WORK TO DO: From the listing that follows, extract every line and set it down unaltered.

Figure collection entries:
>>>>

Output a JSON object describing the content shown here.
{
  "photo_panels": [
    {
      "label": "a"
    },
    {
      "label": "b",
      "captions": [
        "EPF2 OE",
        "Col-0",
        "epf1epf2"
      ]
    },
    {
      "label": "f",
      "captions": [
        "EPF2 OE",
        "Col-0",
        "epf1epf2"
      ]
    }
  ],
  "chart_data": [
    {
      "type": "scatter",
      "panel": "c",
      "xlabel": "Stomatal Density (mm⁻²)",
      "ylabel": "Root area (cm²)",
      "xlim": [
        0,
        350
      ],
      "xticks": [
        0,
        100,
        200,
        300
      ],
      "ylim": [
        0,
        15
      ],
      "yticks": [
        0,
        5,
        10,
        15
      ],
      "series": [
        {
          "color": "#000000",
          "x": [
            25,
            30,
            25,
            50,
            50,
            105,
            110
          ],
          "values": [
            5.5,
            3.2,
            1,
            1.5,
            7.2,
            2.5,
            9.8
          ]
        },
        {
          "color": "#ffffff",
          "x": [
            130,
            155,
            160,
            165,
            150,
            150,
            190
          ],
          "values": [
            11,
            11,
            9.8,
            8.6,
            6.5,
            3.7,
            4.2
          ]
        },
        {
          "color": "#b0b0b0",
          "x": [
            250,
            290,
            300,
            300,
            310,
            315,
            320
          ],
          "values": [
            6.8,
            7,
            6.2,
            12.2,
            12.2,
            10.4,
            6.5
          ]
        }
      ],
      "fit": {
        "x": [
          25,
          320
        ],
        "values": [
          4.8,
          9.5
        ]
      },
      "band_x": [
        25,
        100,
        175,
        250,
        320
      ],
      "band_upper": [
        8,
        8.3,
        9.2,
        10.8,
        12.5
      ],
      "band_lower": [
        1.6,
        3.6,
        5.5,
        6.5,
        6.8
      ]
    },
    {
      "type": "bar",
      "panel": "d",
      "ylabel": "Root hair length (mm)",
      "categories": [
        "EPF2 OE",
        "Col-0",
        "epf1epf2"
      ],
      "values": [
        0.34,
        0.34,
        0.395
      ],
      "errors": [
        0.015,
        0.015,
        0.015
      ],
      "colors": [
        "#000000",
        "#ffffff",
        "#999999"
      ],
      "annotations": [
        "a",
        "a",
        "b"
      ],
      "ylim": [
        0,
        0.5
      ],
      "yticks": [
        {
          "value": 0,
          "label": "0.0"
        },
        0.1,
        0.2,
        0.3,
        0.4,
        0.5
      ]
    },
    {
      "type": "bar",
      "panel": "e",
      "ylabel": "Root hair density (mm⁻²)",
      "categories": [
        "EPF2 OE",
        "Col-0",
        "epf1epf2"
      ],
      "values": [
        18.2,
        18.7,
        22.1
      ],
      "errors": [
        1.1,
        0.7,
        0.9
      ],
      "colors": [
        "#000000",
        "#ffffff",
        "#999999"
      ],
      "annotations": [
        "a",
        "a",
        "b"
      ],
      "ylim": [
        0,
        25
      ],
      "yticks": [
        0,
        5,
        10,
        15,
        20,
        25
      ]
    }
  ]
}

<<<<

WRITTEN RESPONSE:
Output a JSON object describing the content shown here.
{
  "photo_panels": [
    {
      "label": "a"
    },
    {
      "label": "b",
      "captions": [
        "EPF2 OE",
        "Col-0",
        "epf1epf2"
      ]
    },
    {
      "label": "f",
      "captions": [
        "EPF2 OE",
        "Col-0",
        "epf1epf2"
      ]
    }
  ],
  "chart_data": [
    {
      "type": "scatter",
      "panel": "c",
      "xlabel": "Stomatal Density (mm⁻²)",
      "ylabel": "Root area (cm²)",
      "xlim": [
        0,
        350
      ],
      "xticks": [
        0,
        100,
        200,
        300
      ],
      "ylim": [
        0,
        15
      ],
      "yticks": [
        0,
        5,
        10,
        15
      ],
      "series": [
        {
          "color": "#000000",
          "x": [
            25,
            30,
            25,
            50,
            50,
            105,
            110
          ],
          "values": [
            5.5,
            3.2,
            1,
            1.5,
            7.2,
            2.5,
            9.8
          ]
        },
        {
          "color": "#ffffff",
          "x": [
            130,
            155,
            160,
            165,
            150,
            150,
            190
          ],
          "values": [
            11,
            11,
            9.8,
            8.6,
            6.5,
            3.7,
            4.2
          ]
        },
        {
          "color": "#b0b0b0",
          "x": [
            250,
            290,
            300,
            300,
            310,
            315,
            320
          ],
          "values": [
            6.8,
            7,
            6.2,
            12.2,
            12.2,
            10.4,
            6.5
          ]
        }
      ],
      "fit": {
        "x": [
          25,
          320
        ],
        "values": [
          4.8,
          9.5
        ]
      },
      "band_x": [
        25,
        100,
        175,
        250,
        320
      ],
      "band_upper": [
        8,
        8.3,
        9.2,
        10.8,
        12.5
      ],
      "band_lower": [
        1.6,
        3.6,
        5.5,
        6.5,
        6.8
      ]
    },
    {
      "type": "bar",
      "panel": "d",
      "ylabel": "Root hair length (mm)",
      "categories": [
        "EPF2 OE",
        "Col-0",
        "epf1epf2"
      ],
      "values": [
        0.34,
        0.34,
        0.395
      ],
      "errors": [
        0.015,
        0.015,
        0.015
      ],
      "colors": [
        "#000000",
        "#ffffff",
        "#999999"
      ],
      "annotations": [
        "a",
        "a",
        "b"
      ],
      "ylim": [
        0,
        0.5
      ],
      "yticks": [
        {
          "value": 0,
          "label": "0.0"
        },
        0.1,
        0.2,
        0.3,
        0.4,
        0.5
      ]
    },
    {
      "type": "bar",
      "panel": "e",
      "ylabel": "Root hair density (mm⁻²)",
      "categories": [
        "EPF2 OE",
        "Col-0",
        "epf1epf2"
      ],
      "values": [
        18.2,
        18.7,
        22.1
      ],
      "errors": [
        1.1,
        0.7,
        0.9
      ],
      "colors": [
        "#000000",
        "#ffffff",
        "#999999"
      ],
      "annotations": [
        "a",
        "a",
        "b"
      ],
      "ylim": [
        0,
        25
      ],
      "yticks": [
        0,
        5,
        10,
        15,
        20,
        25
      ]
    }
  ]
}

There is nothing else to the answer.